TO DO ▸
a: According to the House of David family history, whom did David marry four months after his 1837 visit to his brother Clark?
b: Write the next part of the House of David family history, picking up after its final sentence.

TEXT PROVIDED ▸
[START]

House of David
David Bobo Stewart was the seventh and last child of Walter Stewart, Sr., his second child by his second wife, Isabel Bobo. He was born in 1818 in the Bethany community in lower Laurens County, SC.
David was about six years old when his parents left the Bethany community and settled in Gwinnett County, Georgia a few miles northeast of the present site of Atlanta. The next year, in 1825, Walter died, leaving his widow Isabel with little David and his twelve-year-old full brother 6 Clark.
Like Clark, David appears to have left Gwinnett County as a young man. He went to Cass County (later Bartow County) in northwest Georgia, which at that time had the reputation of being gold country. The land had recently been acquired from the Cherokees, and eager settlers were flocking in for "gold lots" being distributed to the citizens of the state through Georgia's unique land lottery system. An ambitious young man could acquire land for very little cash, and if he found no gold he could always farm it. This prospect appears to have attracted David. He settled near Cassville, the county seat, which had been laid out shortly after the county was created in 1832.
In the summer of 1837, 18-year-old David visited his young schoolmaster brother Clark in the Bethany community in South Carolina. Clark had not seen his brother for some years, and was shocked to find that he did not recognize the young man who now appeared before him.
Not a great deal is known about David's life. Four months after his visit to his brother Clark in the Bethany community, he married 19-year-old Virginia Phillips. We have no information on where she lived before marrying David, but the two of them appear to have lived in Cass County for several years. The Cass County Census of 1840 lists David B. Stewart as head of a household that included two males, two females, and three slaves, which suggests remarkable affluence in a young man not more than twenty-two years old. (An adult male slave could cost $2000 or more in Cass County.)
The David B. Stewart of the 1840 Census has been accepted as David Bobo Stewart by family historians for many years, although there is no certain proof that he was still living in Cass County at the time. Several entries in Clark's journal indicate that he visited David and his young wife in Cass County from time to time in 1837 and 1838, in the months after his friend Henry Hitch hanged himself. In Cass County on June 22, 1838 David signed (with an "X" mark) a document giving Clark his power of attorney in settling their father's estate. The two brothers were obviously very fond of each other; David named his eldest son after Clark, and up until their mother's death in 1843 they often met at her home - together with their half-brother 4 James from nearby Hog Mountain - for Christmas reunions. However, they appear to have lost contact with each other for long periods of time in later years. One of Clark's last references to David in his journal during this period is tinged with rare exasperation:
The next we know of David is that his first wife Virginia died in 1861, shortly after the birth of their ninth child. David subsequently married a widow named Mrs. Nancy Jones, by whom he had two more children, last reported living around Gadsden, Alabama (Etowah County), in northeast Alabama not far from the Georgia line. David himself is thought to be buried there, as are several of his children by his first wife. Most of our current information on the family comes from the descendants of his oldest son Clark Berry Stewart, his brother's namesake, who settled in Texas not long after the Civil War.

[END]

(Layout dataset entries)
[START]

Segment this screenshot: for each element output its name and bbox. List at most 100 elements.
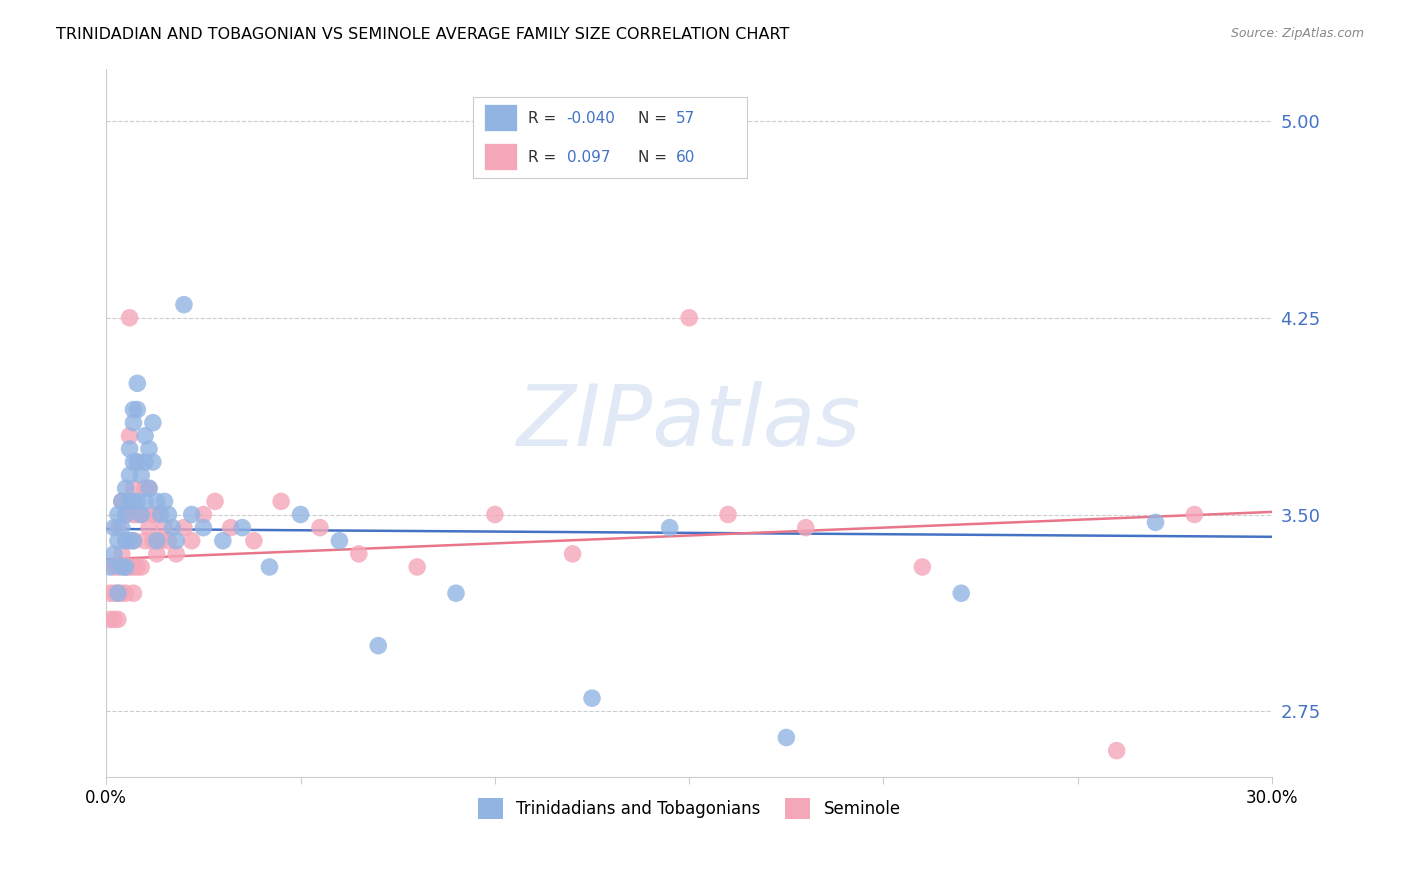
Point xyxy=(129,508,152,522)
Point xyxy=(142,455,165,469)
Point xyxy=(211,533,233,548)
Point xyxy=(173,521,195,535)
Point xyxy=(107,586,129,600)
Point xyxy=(111,547,134,561)
Point xyxy=(138,481,160,495)
Point xyxy=(347,547,370,561)
Point xyxy=(103,521,125,535)
Point xyxy=(111,586,134,600)
Point xyxy=(127,455,149,469)
Text: TRINIDADIAN AND TOBAGONIAN VS SEMINOLE AVERAGE FAMILY SIZE CORRELATION CHART: TRINIDADIAN AND TOBAGONIAN VS SEMINOLE A… xyxy=(56,27,790,42)
Point xyxy=(290,508,312,522)
Point xyxy=(118,560,141,574)
Point xyxy=(145,508,167,522)
Point xyxy=(406,560,429,574)
Point xyxy=(157,533,180,548)
Point xyxy=(484,508,506,522)
Point xyxy=(122,560,145,574)
Point xyxy=(118,310,141,325)
Point xyxy=(122,586,145,600)
Point xyxy=(122,402,145,417)
Point xyxy=(103,547,125,561)
Point xyxy=(118,494,141,508)
Point xyxy=(138,442,160,456)
Point xyxy=(950,586,973,600)
Point xyxy=(111,494,134,508)
Point xyxy=(114,533,136,548)
Point xyxy=(134,481,156,495)
Point xyxy=(142,533,165,548)
Point xyxy=(103,612,125,626)
Point xyxy=(243,533,266,548)
Point xyxy=(180,533,202,548)
Point xyxy=(149,533,172,548)
Point xyxy=(193,521,215,535)
Point xyxy=(127,455,149,469)
Point xyxy=(142,416,165,430)
Point xyxy=(114,560,136,574)
Point xyxy=(114,508,136,522)
Point xyxy=(259,560,281,574)
Point xyxy=(1182,508,1205,522)
Point xyxy=(717,508,740,522)
Point xyxy=(775,731,797,745)
Point xyxy=(153,494,176,508)
Point xyxy=(162,521,184,535)
Point xyxy=(122,533,145,548)
Point xyxy=(114,560,136,574)
Point xyxy=(114,586,136,600)
Point xyxy=(134,429,156,443)
Point xyxy=(107,508,129,522)
Point xyxy=(561,547,583,561)
Point xyxy=(581,691,603,706)
Point xyxy=(231,521,253,535)
Point xyxy=(270,494,292,508)
Text: ZIPatlas: ZIPatlas xyxy=(517,381,862,464)
Point xyxy=(107,586,129,600)
Point xyxy=(111,521,134,535)
Point xyxy=(193,508,215,522)
Point xyxy=(127,402,149,417)
Point xyxy=(122,508,145,522)
Point xyxy=(107,560,129,574)
Point xyxy=(122,455,145,469)
Point xyxy=(678,310,700,325)
Point xyxy=(219,521,242,535)
Point xyxy=(145,494,167,508)
Point xyxy=(98,560,121,574)
Point xyxy=(658,521,681,535)
Point xyxy=(107,533,129,548)
Point xyxy=(103,560,125,574)
Point xyxy=(149,508,172,522)
Point xyxy=(165,547,187,561)
Text: Source: ZipAtlas.com: Source: ZipAtlas.com xyxy=(1230,27,1364,40)
Point xyxy=(114,533,136,548)
Legend: Trinidadians and Tobagonians, Seminole: Trinidadians and Tobagonians, Seminole xyxy=(471,791,907,825)
Point xyxy=(107,612,129,626)
Point xyxy=(118,533,141,548)
Point xyxy=(134,494,156,508)
Point xyxy=(98,612,121,626)
Point xyxy=(444,586,467,600)
Point xyxy=(118,442,141,456)
Point xyxy=(157,508,180,522)
Point xyxy=(118,429,141,443)
Point xyxy=(145,533,167,548)
Point xyxy=(127,376,149,391)
Point xyxy=(911,560,934,574)
Point xyxy=(328,533,350,548)
Point xyxy=(142,508,165,522)
Point xyxy=(134,455,156,469)
Point xyxy=(127,560,149,574)
Point xyxy=(794,521,817,535)
Point xyxy=(127,494,149,508)
Point xyxy=(114,508,136,522)
Point xyxy=(129,508,152,522)
Point xyxy=(134,533,156,548)
Point xyxy=(118,468,141,483)
Point xyxy=(118,494,141,508)
Point xyxy=(309,521,332,535)
Point xyxy=(1144,516,1167,530)
Point xyxy=(129,468,152,483)
Point xyxy=(204,494,226,508)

[END]

OUTPUTS FOR THE TASKS ▸
a: He married 19-year-old Virginia Phillips.

b:
In recent years a remarkable letter written by David Bobo Stewart came to light among papers from the household of 31 William Stewart of the Durbin community near Fountain Inn, SC. Written a few days after the death of his brother Clark, it was probably addressed to Clark's oldest son, 62 Wistar Stewart of the nearby Fairview community. (The envelope is lost.) Why the letter should have been found among 31 William Stewart's papers is not certain, but it is reasonable to suppose Wistar took it along to show to Squire Bill on his visit to him on January 27, 1901, when the two of them put their heads together and compiled the first records of the Walter Stewart Family (see Introduction).
Gadsden Ettowah co ala
So far as is known, no other letters survive from David Bobo Stewart to his brother Clark, although Clark occasionally mentions a "letter from my Brother" in his journals (no other details). David must have sent him pictures of his family, since the pictures on preceding pages of himself, his daughter 74 Lucetta Frances Stewart and his son 79 Robert Walter Stewart were preserved in the household of 6 Clark Berry Stewart.
7 David Bobo Stewart
Clark Berry Stewart was the second child and oldest son of David Bobo Stewart and his first wife, Virginia Phillips. He was born in 1841, probably in Georgia. Clark's father later settled in Gadsden, Alabama, where other descendants of the family still live. So far as is known, Clark was the only child of David Bobo Stewart to settle in Texas.
Clark was named after his father's only full brother, 6 Rev. Clark Berry Stewart of Fountain Inn, SC. He was twenty years old when the Civil War began. He enlisted May 22, 1862 at Fort Pillow, Alabama, and served as a private in Company A, 51st Alabama Partisain Rangers. Family tradition says he was captured by the Yankees, but managed to escape by crawling through a cornfield among the hogs.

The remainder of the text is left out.